Write the next part of the Lawrence Adkins campaign profile, picking up right after its final sentence.

PASSAGE
========================================

Lawrence Adkins

Lawrence Adkins
2005 Candidate for Cambridge City Council

Home address:
Lawrence J. Adkins
45 Hayes Street
Cambridge MA 02139

Contact information:
Tel: 617-661-5949

Send contributions to:
Committee to Elect Lawrence J. Adkins
c/o David Phillips
40 Howard Street
Cambridge, MA 02139

About Lawrence J. Adkins: One of the ideas behind electing a City Council chosen 'at large,' by proportional representation, was diversity: diversity of profession, knowledge, opinion, education, and life experience. These are important in securing responsible democratic government. Therefore it becomes important to know for whom you are voting when you decide to work for the election of a diverse City Council. How long has it been since we elected a City Councillor who graduated from Rindge Tech, someone who learned and worked at a trade, a City Councillor whose education prepared him to deal with the realities of working people?

Family: Lawrence is a 4th generation Cantabrigian on his mother's side. She, Gloria Phillips, and her mother, Marion Bowen, were born and educated in Cambridge. Grandfather Leon Phillips came to Cambridge from Boston, and Lawrence's parents bought the house at 45 Hayes Street over 50 years ago. His mother, father and an uncle worked at the nearby Riverside Press.

His father Alfred Adkins settled in Cambridge at the end of the war, having been stationed at Hanscom Field where he served in the Air Force during the Korean War. There was plenty of industrial work to be had in the neighborhood after the end of the war. When this changed, Alfred Adkins went to Boston for work and was employed at the Boston Insulated Wire & Cable Co., in Dorchester. He continued to be active in Cambridge civic affairs, as well as in his immediate neighborhood to protect it from HUD, and other hostile government interference in the 1970s. After Lawrence's birth, Gloria and Alfred Adkins had three more children: Steven who lives here in Cambridge and works for the MBTA, Marcia living now in Alabama, and Carolyn in Maryland. All of them attended the Houghton School (now the Dr. Martin Luther King Jr. School). Lawrence, as the oldest shared in the responsibility for his younger siblings. They remain a close family.

Education: Lawrence was fortunate to have as his 8th grade teacher at Houghton, Regina B. Key, an inspiring teacher in language, writing, drama, and all the arts, who developed a program called 'World Conference' in which each child was assigned an area of the world to study and develop an oral public presentation for adults as well as children. Lawrence remembers doing his presentation on -- Pakistan.

========================================

RAW DATA

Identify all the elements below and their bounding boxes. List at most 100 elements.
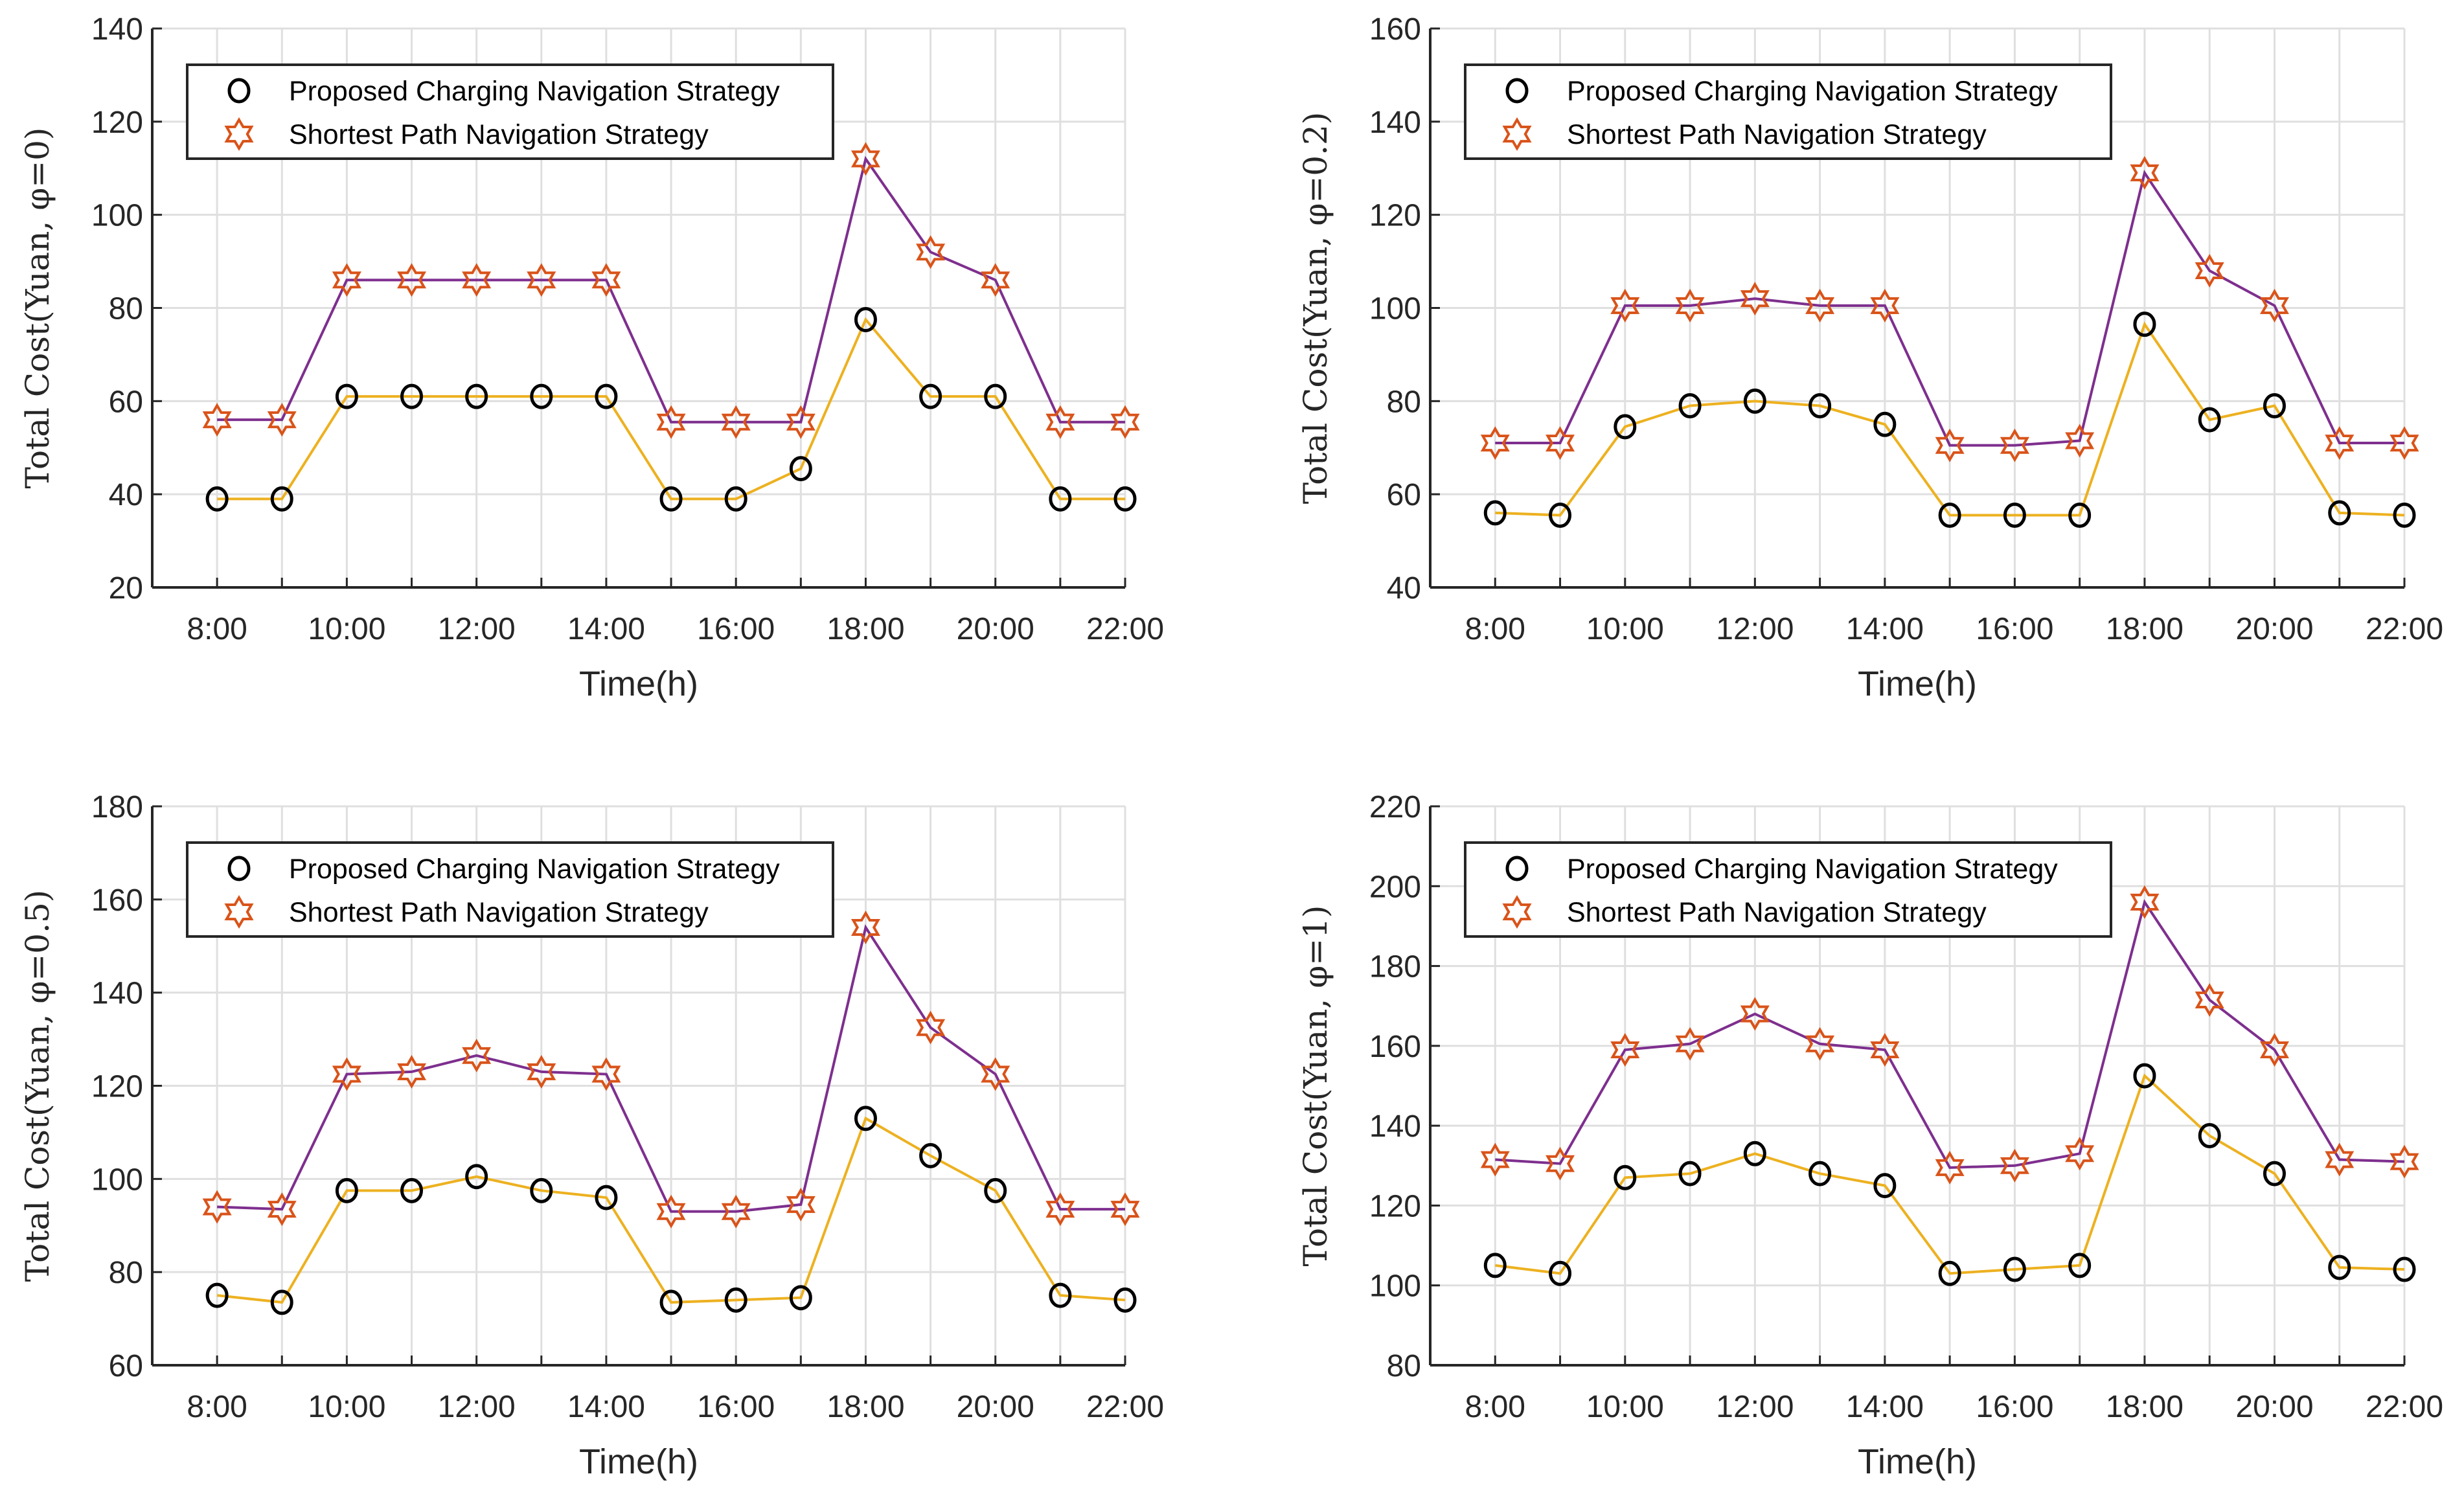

========================================

EXERCISE RESULT
Going on to Rindge Technical High School, Lawrence brought his skill with tools and language with him, but soon ran into the problem of low expectations, and teachers who were hostile to students 'ambitious beyond their station in life.' His experiences at high school taught him what the social situation was and how it affected his schooling. But by the time Lawrence finished, he had been exposed to the computer field -- from his sophmore to his senior year, he took Computer Science and had learned Fortran, Cobalt, and a 3rd programming language on an 1130 IBM A-frame -- Rindge Tech was the first school nationally to have such a computer.

Lawrence participated in high school sports. He played defensive guard on the Rindge Tech team, The Warriors, that beat Cambridge High's team, Cantab, Thanksgiving 1973.

Work: Lawrence worked while in High School, at the Harvard Coop, Stop & Shop, the Cambridge Public Library. After High School, he followed his father to work at Boston Insulated Wire & Cable, where he started as a taping machine operator, working his way up to Foreman. He worked there from 1973 to 1980.

During the same period, he worked for the Cambridge Recreation Department at the Hoyt Team Center, ending as Assistant Director. There he had the greatest personal interaction with the community, working with teenagers and having a good influence on them.

Continuing his desire for civic involvement -- to work and live in Cambridge -- he wanted to be a fire fighter, went through training, but was injured, and could not be hired.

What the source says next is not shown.